Task objective:
For this exercise, copy out each line of the material below that includes "period".

[Stored records]
+++

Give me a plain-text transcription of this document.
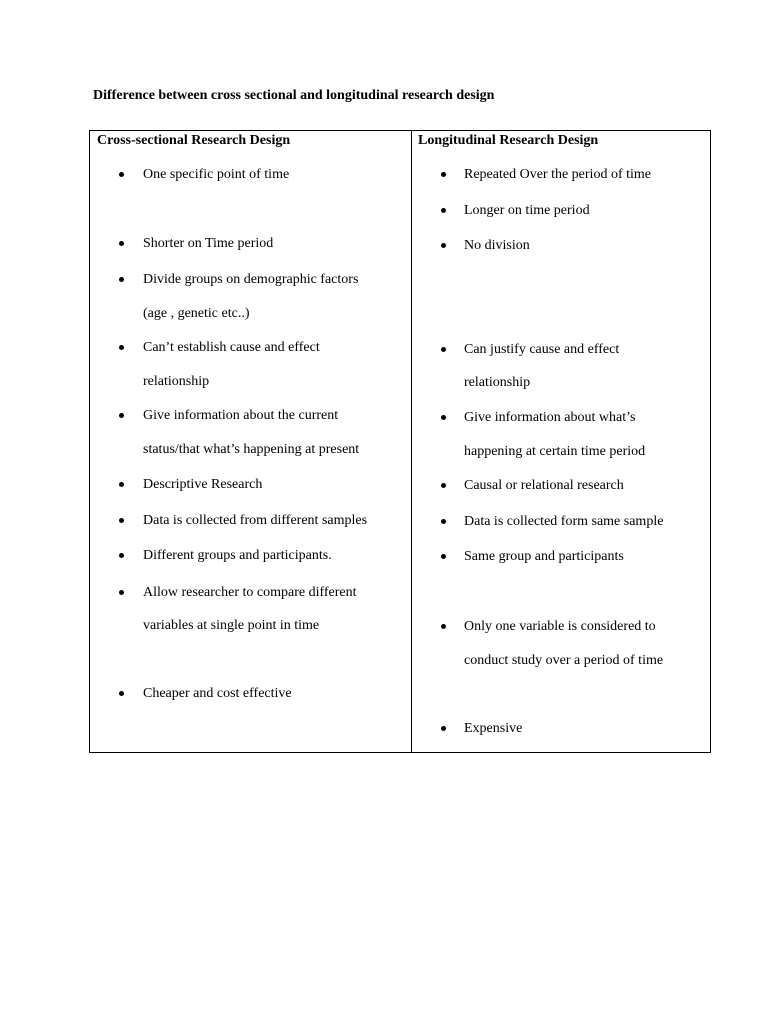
Difference between cross sectional and longitudinal research design
Cross-sectional Research Design
One specific point of time
Shorter on Time period
Divide groups on demographic factors
(age , genetic etc..)
Can’t establish cause and effect
relationship
Give information about the current
status/that what’s happening at present
Descriptive Research
Data is collected from different samples
Different groups and participants.
Allow researcher to compare different
variables at single point in time
Cheaper and cost effective
Longitudinal Research Design
Repeated Over the period of time
Longer on time period
No division
Can justify cause and effect
relationship
Give information about what’s
happening at certain time period
Causal or relational research
Data is collected form same sample
Same group and participants
Only one variable is considered to
conduct study over a period of time
Expensive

+++

In response:
Shorter on Time period
Repeated Over the period of time
Longer on time period
happening at certain time period
conduct study over a period of time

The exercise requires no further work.